Task brief:
Select the lines that hold the word "Reductions" and copy each one.

Input records:
* BEGIN *
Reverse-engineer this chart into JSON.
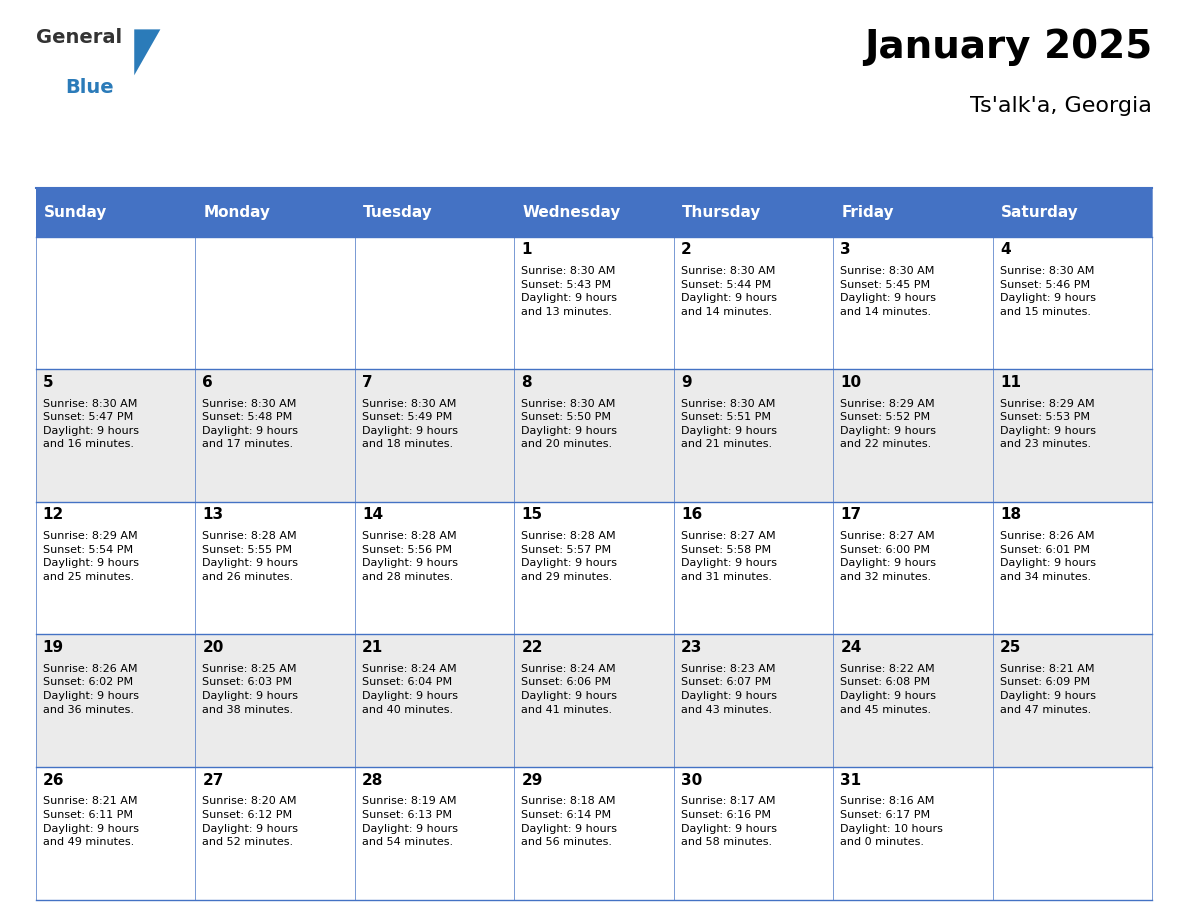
{
  "title": "January 2025",
  "subtitle": "Ts'alk'a, Georgia",
  "header_color": "#4472C4",
  "header_text_color": "#FFFFFF",
  "cell_bg_even": "#FFFFFF",
  "cell_bg_odd": "#EBEBEB",
  "border_color": "#4472C4",
  "text_color": "#000000",
  "days_of_week": [
    "Sunday",
    "Monday",
    "Tuesday",
    "Wednesday",
    "Thursday",
    "Friday",
    "Saturday"
  ],
  "calendar_data": [
    [
      {
        "day": "",
        "info": ""
      },
      {
        "day": "",
        "info": ""
      },
      {
        "day": "",
        "info": ""
      },
      {
        "day": "1",
        "info": "Sunrise: 8:30 AM\nSunset: 5:43 PM\nDaylight: 9 hours\nand 13 minutes."
      },
      {
        "day": "2",
        "info": "Sunrise: 8:30 AM\nSunset: 5:44 PM\nDaylight: 9 hours\nand 14 minutes."
      },
      {
        "day": "3",
        "info": "Sunrise: 8:30 AM\nSunset: 5:45 PM\nDaylight: 9 hours\nand 14 minutes."
      },
      {
        "day": "4",
        "info": "Sunrise: 8:30 AM\nSunset: 5:46 PM\nDaylight: 9 hours\nand 15 minutes."
      }
    ],
    [
      {
        "day": "5",
        "info": "Sunrise: 8:30 AM\nSunset: 5:47 PM\nDaylight: 9 hours\nand 16 minutes."
      },
      {
        "day": "6",
        "info": "Sunrise: 8:30 AM\nSunset: 5:48 PM\nDaylight: 9 hours\nand 17 minutes."
      },
      {
        "day": "7",
        "info": "Sunrise: 8:30 AM\nSunset: 5:49 PM\nDaylight: 9 hours\nand 18 minutes."
      },
      {
        "day": "8",
        "info": "Sunrise: 8:30 AM\nSunset: 5:50 PM\nDaylight: 9 hours\nand 20 minutes."
      },
      {
        "day": "9",
        "info": "Sunrise: 8:30 AM\nSunset: 5:51 PM\nDaylight: 9 hours\nand 21 minutes."
      },
      {
        "day": "10",
        "info": "Sunrise: 8:29 AM\nSunset: 5:52 PM\nDaylight: 9 hours\nand 22 minutes."
      },
      {
        "day": "11",
        "info": "Sunrise: 8:29 AM\nSunset: 5:53 PM\nDaylight: 9 hours\nand 23 minutes."
      }
    ],
    [
      {
        "day": "12",
        "info": "Sunrise: 8:29 AM\nSunset: 5:54 PM\nDaylight: 9 hours\nand 25 minutes."
      },
      {
        "day": "13",
        "info": "Sunrise: 8:28 AM\nSunset: 5:55 PM\nDaylight: 9 hours\nand 26 minutes."
      },
      {
        "day": "14",
        "info": "Sunrise: 8:28 AM\nSunset: 5:56 PM\nDaylight: 9 hours\nand 28 minutes."
      },
      {
        "day": "15",
        "info": "Sunrise: 8:28 AM\nSunset: 5:57 PM\nDaylight: 9 hours\nand 29 minutes."
      },
      {
        "day": "16",
        "info": "Sunrise: 8:27 AM\nSunset: 5:58 PM\nDaylight: 9 hours\nand 31 minutes."
      },
      {
        "day": "17",
        "info": "Sunrise: 8:27 AM\nSunset: 6:00 PM\nDaylight: 9 hours\nand 32 minutes."
      },
      {
        "day": "18",
        "info": "Sunrise: 8:26 AM\nSunset: 6:01 PM\nDaylight: 9 hours\nand 34 minutes."
      }
    ],
    [
      {
        "day": "19",
        "info": "Sunrise: 8:26 AM\nSunset: 6:02 PM\nDaylight: 9 hours\nand 36 minutes."
      },
      {
        "day": "20",
        "info": "Sunrise: 8:25 AM\nSunset: 6:03 PM\nDaylight: 9 hours\nand 38 minutes."
      },
      {
        "day": "21",
        "info": "Sunrise: 8:24 AM\nSunset: 6:04 PM\nDaylight: 9 hours\nand 40 minutes."
      },
      {
        "day": "22",
        "info": "Sunrise: 8:24 AM\nSunset: 6:06 PM\nDaylight: 9 hours\nand 41 minutes."
      },
      {
        "day": "23",
        "info": "Sunrise: 8:23 AM\nSunset: 6:07 PM\nDaylight: 9 hours\nand 43 minutes."
      },
      {
        "day": "24",
        "info": "Sunrise: 8:22 AM\nSunset: 6:08 PM\nDaylight: 9 hours\nand 45 minutes."
      },
      {
        "day": "25",
        "info": "Sunrise: 8:21 AM\nSunset: 6:09 PM\nDaylight: 9 hours\nand 47 minutes."
      }
    ],
    [
      {
        "day": "26",
        "info": "Sunrise: 8:21 AM\nSunset: 6:11 PM\nDaylight: 9 hours\nand 49 minutes."
      },
      {
        "day": "27",
        "info": "Sunrise: 8:20 AM\nSunset: 6:12 PM\nDaylight: 9 hours\nand 52 minutes."
      },
      {
        "day": "28",
        "info": "Sunrise: 8:19 AM\nSunset: 6:13 PM\nDaylight: 9 hours\nand 54 minutes."
      },
      {
        "day": "29",
        "info": "Sunrise: 8:18 AM\nSunset: 6:14 PM\nDaylight: 9 hours\nand 56 minutes."
      },
      {
        "day": "30",
        "info": "Sunrise: 8:17 AM\nSunset: 6:16 PM\nDaylight: 9 hours\nand 58 minutes."
      },
      {
        "day": "31",
        "info": "Sunrise: 8:16 AM\nSunset: 6:17 PM\nDaylight: 10 hours\nand 0 minutes."
      },
      {
        "day": "",
        "info": ""
      }
    ]
  ],
  "logo_general_color": "#333333",
  "logo_blue_color": "#2B7BB9",
  "logo_triangle_color": "#2B7BB9",
  "title_fontsize": 28,
  "subtitle_fontsize": 16,
  "header_fontsize": 11,
  "day_num_fontsize": 11,
  "cell_text_fontsize": 8
}
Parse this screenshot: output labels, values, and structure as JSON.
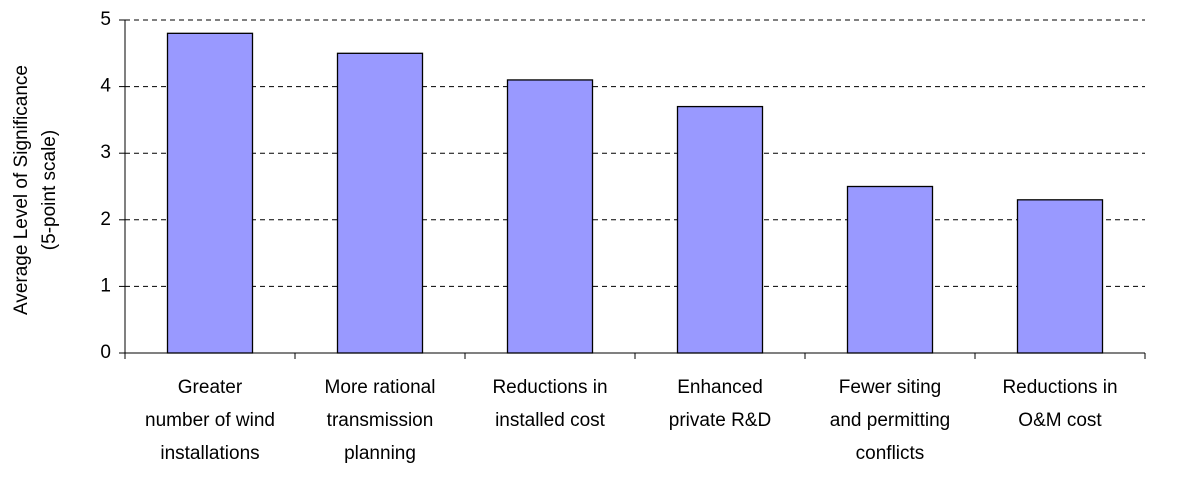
{
  "chart_data": {
    "type": "bar",
    "y_label": "Average Level of Significance (5-point scale)",
    "categories": [
      "Greater number of wind installations",
      "More rational transmission planning",
      "Reductions in installed cost",
      "Enhanced private R&D",
      "Fewer siting and permitting conflicts",
      "Reductions in O&M cost"
    ],
    "values": [
      4.8,
      4.5,
      4.1,
      3.7,
      2.5,
      2.3
    ],
    "color": "#9999ff",
    "ylim": [
      0,
      5
    ],
    "yticks": [
      0,
      1,
      2,
      3,
      4,
      5
    ],
    "grid": true
  }
}
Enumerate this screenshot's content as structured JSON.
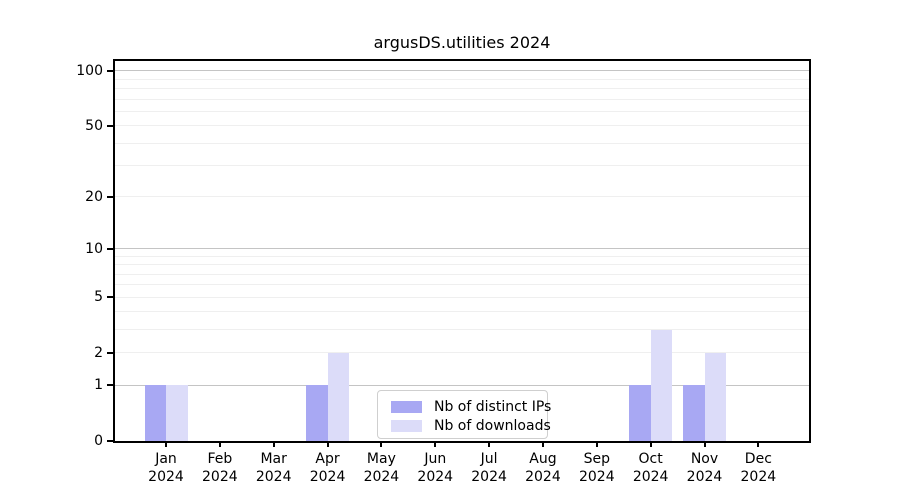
{
  "chart_data": {
    "type": "bar",
    "title": "argusDS.utilities 2024",
    "x": {
      "months": [
        "Jan",
        "Feb",
        "Mar",
        "Apr",
        "May",
        "Jun",
        "Jul",
        "Aug",
        "Sep",
        "Oct",
        "Nov",
        "Dec"
      ],
      "year": "2024"
    },
    "series": [
      {
        "name": "Nb of distinct IPs",
        "color": "#a8a8f3",
        "values": [
          1,
          0,
          0,
          1,
          0,
          0,
          0,
          0,
          0,
          1,
          1,
          0
        ]
      },
      {
        "name": "Nb of downloads",
        "color": "#dcdcf9",
        "values": [
          1,
          0,
          0,
          2,
          0,
          0,
          0,
          0,
          0,
          3,
          2,
          0
        ]
      }
    ],
    "yscale": "log1p",
    "ylim": [
      0,
      113
    ],
    "ytick_labels": [
      0,
      1,
      2,
      5,
      10,
      20,
      50,
      100
    ],
    "grid": "horizontal",
    "grid_major_values": [
      1,
      10,
      100
    ],
    "grid_minor_values": [
      2,
      3,
      4,
      5,
      6,
      7,
      8,
      9,
      20,
      30,
      40,
      50,
      60,
      70,
      80,
      90
    ],
    "legend_position": "inside-bottom-center",
    "colors": {
      "grid_major": "#c4c4c4",
      "grid_minor": "#efefef",
      "spine": "#000000",
      "text": "#000000"
    }
  }
}
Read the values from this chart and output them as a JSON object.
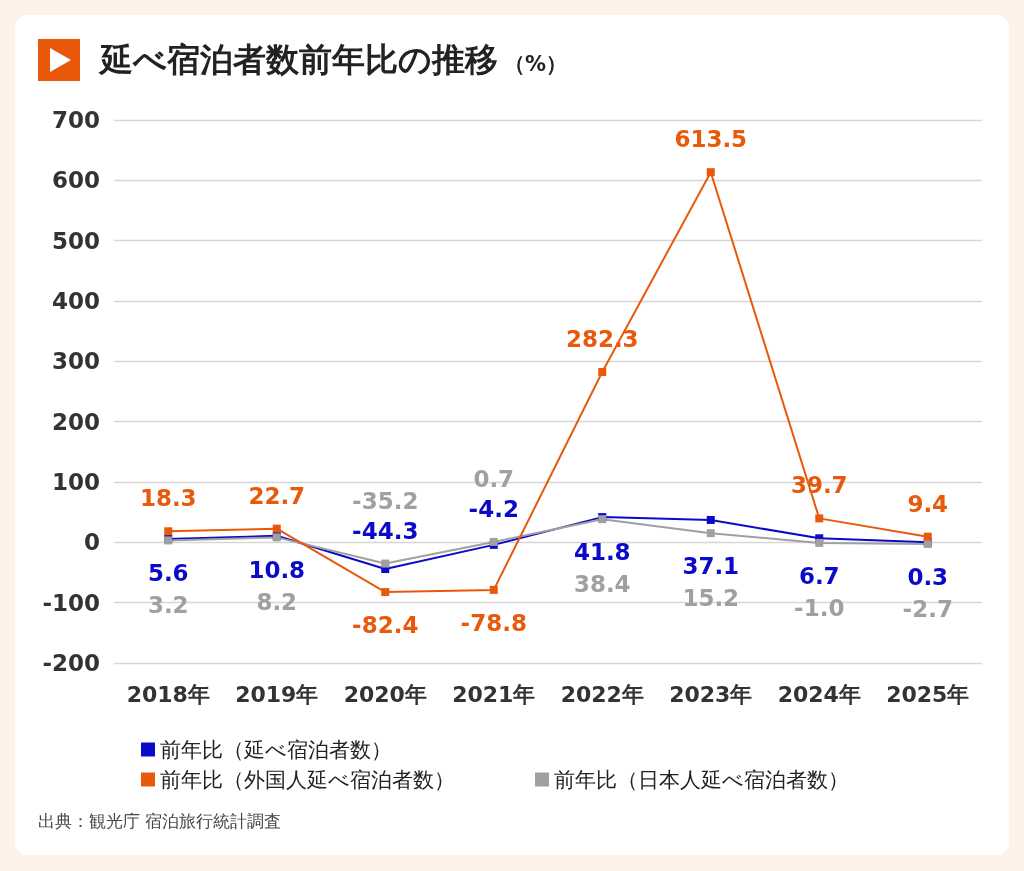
{
  "chart_data": {
    "type": "line",
    "title": "延べ宿泊者数前年比の推移",
    "ylabel": "（%）",
    "categories": [
      "2018年",
      "2019年",
      "2020年",
      "2021年",
      "2022年",
      "2023年",
      "2024年",
      "2025年"
    ],
    "series": [
      {
        "name": "前年比（延べ宿泊者数）",
        "color": "#0a0ac8",
        "values": [
          5.6,
          10.8,
          -44.3,
          -4.2,
          41.8,
          37.1,
          6.7,
          0.3
        ],
        "value_labels": [
          "5.6",
          "10.8",
          "-44.3",
          "-4.2",
          "41.8",
          "37.1",
          "6.7",
          "0.3"
        ]
      },
      {
        "name": "前年比（外国人延べ宿泊者数）",
        "color": "#e8590c",
        "values": [
          18.3,
          22.7,
          -82.4,
          -78.8,
          282.3,
          613.5,
          39.7,
          9.4
        ],
        "value_labels": [
          "18.3",
          "22.7",
          "-82.4",
          "-78.8",
          "282.3",
          "613.5",
          "39.7",
          "9.4"
        ]
      },
      {
        "name": "前年比（日本人延べ宿泊者数）",
        "color": "#a0a0a0",
        "values": [
          3.2,
          8.2,
          -35.2,
          0.7,
          38.4,
          15.2,
          -1.0,
          -2.7
        ],
        "value_labels": [
          "3.2",
          "8.2",
          "-35.2",
          "0.7",
          "38.4",
          "15.2",
          "-1.0",
          "-2.7"
        ]
      }
    ],
    "ylim": [
      -200,
      700
    ],
    "yticks": [
      -200,
      -100,
      0,
      100,
      200,
      300,
      400,
      500,
      600,
      700
    ],
    "grid": "y",
    "legend": "bottom",
    "marker": "square",
    "line_style": "solid",
    "annotations": [
      "出典：観光庁 宿泊旅行統計調査"
    ]
  }
}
* END *
Exercise response:
      "Reductions in installed cost",
      "Reductions in O&M cost"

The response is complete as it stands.